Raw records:
━━━━━━━━━━
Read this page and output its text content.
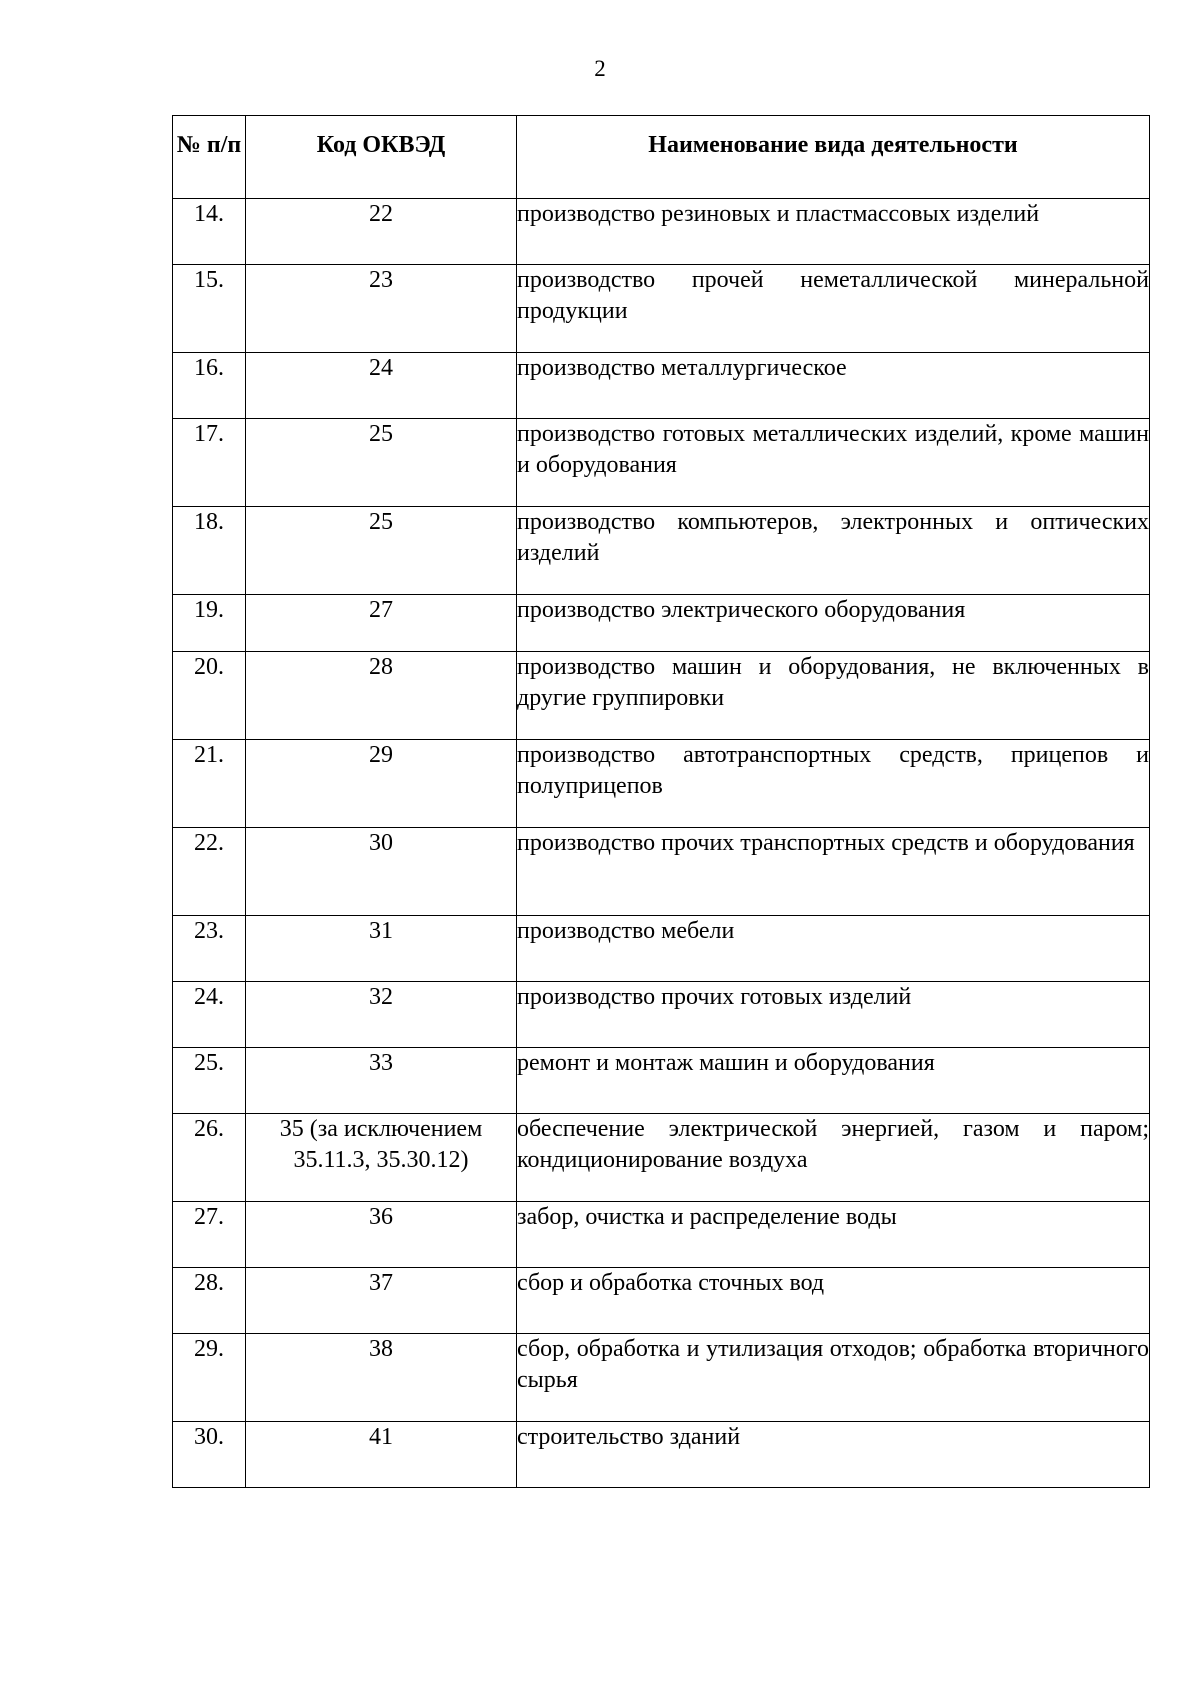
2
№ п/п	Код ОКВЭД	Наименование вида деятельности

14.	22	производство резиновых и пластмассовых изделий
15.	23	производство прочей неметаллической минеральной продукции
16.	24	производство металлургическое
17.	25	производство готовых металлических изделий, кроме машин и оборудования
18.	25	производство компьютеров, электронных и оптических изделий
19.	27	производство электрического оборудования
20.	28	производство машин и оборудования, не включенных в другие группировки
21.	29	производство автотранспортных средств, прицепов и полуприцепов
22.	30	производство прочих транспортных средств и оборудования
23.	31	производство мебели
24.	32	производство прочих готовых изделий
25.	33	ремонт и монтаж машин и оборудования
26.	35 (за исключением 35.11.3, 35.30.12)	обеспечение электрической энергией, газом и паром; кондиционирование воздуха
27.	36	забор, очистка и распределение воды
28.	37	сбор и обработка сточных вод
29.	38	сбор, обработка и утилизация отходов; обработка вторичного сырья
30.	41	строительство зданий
━━━━━━━━━━
Prompt: Gather up the lines that contain the word "оборудования".

Task solution:
17.	25	производство готовых металлических изделий, кроме машин и оборудования
19.	27	производство электрического оборудования
20.	28	производство машин и оборудования, не включенных в другие группировки
22.	30	производство прочих транспортных средств и оборудования
25.	33	ремонт и монтаж машин и оборудования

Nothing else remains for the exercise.